Written exercise> Note how many lines hold "czym" and report that number by itself.

Task data>
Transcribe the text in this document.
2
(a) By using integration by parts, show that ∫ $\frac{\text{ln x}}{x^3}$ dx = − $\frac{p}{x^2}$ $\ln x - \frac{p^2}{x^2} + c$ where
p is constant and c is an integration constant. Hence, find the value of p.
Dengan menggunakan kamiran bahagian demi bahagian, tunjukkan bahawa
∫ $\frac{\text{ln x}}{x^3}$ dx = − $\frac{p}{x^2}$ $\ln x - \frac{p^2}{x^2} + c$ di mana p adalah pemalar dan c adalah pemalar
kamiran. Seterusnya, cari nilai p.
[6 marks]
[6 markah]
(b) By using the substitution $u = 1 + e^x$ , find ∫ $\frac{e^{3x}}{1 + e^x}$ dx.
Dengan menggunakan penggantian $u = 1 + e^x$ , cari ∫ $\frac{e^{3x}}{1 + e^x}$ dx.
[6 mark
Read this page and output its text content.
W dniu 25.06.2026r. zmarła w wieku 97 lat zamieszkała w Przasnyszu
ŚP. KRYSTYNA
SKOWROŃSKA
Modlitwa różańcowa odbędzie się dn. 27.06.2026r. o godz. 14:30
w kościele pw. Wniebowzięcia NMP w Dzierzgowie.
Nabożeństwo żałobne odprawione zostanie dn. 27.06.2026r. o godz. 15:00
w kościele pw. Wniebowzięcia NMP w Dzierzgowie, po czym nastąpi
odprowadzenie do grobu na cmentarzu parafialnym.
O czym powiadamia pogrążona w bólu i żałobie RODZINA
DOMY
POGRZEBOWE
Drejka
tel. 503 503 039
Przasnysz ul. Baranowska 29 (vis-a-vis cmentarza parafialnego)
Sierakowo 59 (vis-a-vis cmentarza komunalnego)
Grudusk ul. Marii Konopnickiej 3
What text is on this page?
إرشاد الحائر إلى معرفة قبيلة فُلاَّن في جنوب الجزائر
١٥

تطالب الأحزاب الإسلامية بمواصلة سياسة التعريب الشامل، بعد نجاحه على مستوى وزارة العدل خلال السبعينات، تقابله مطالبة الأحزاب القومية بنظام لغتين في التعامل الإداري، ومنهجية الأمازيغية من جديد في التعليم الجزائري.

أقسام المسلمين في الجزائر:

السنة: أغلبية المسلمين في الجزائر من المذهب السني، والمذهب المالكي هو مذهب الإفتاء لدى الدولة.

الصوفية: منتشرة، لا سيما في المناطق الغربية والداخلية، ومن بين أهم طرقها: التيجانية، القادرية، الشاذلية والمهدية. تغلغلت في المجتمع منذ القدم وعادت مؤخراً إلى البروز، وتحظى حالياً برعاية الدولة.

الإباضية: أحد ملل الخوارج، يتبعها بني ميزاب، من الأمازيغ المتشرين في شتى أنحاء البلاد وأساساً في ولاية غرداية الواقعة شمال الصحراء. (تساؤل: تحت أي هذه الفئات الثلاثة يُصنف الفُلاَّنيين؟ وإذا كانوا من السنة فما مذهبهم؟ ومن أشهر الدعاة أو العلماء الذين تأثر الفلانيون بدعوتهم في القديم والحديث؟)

Finished task> 2